Rewrite the lines below, replacing every "Iteration" with "Sprint" and leaving everything else unchanged.
-- Input records start --
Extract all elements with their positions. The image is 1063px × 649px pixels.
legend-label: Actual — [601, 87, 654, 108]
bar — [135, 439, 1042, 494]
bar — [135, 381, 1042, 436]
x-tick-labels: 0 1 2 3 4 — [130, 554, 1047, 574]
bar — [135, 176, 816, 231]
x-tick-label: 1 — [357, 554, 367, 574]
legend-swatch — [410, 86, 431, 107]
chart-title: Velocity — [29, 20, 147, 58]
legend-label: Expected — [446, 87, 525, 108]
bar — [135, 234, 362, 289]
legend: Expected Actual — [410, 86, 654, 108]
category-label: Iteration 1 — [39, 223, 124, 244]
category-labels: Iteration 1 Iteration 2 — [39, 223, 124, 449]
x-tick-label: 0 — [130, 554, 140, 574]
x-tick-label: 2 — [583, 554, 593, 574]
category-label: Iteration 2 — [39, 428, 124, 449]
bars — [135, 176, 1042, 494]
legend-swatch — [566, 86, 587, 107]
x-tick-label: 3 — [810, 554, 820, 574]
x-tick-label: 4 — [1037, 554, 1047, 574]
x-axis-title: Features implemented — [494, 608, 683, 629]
-- Input records end --
The result:
Extract all elements with their positions. The image is 1063px × 649px pixels.
legend-label: Actual — [601, 87, 654, 108]
bar — [135, 439, 1042, 494]
bar — [135, 381, 1042, 436]
x-tick-labels: 0 1 2 3 4 — [130, 554, 1047, 574]
bar — [135, 176, 816, 231]
x-tick-label: 1 — [357, 554, 367, 574]
legend-swatch — [410, 86, 431, 107]
chart-title: Velocity — [29, 20, 147, 58]
legend-label: Expected — [446, 87, 525, 108]
bar — [135, 234, 362, 289]
legend: Expected Actual — [410, 86, 654, 108]
category-label: Sprint 1 — [39, 223, 124, 244]
category-labels: Sprint 1 Sprint 2 — [39, 223, 124, 449]
x-tick-label: 0 — [130, 554, 140, 574]
x-tick-label: 2 — [583, 554, 593, 574]
category-label: Sprint 2 — [39, 428, 124, 449]
bars — [135, 176, 1042, 494]
legend-swatch — [566, 86, 587, 107]
x-tick-label: 3 — [810, 554, 820, 574]
x-tick-label: 4 — [1037, 554, 1047, 574]
x-axis-title: Features implemented — [494, 608, 683, 629]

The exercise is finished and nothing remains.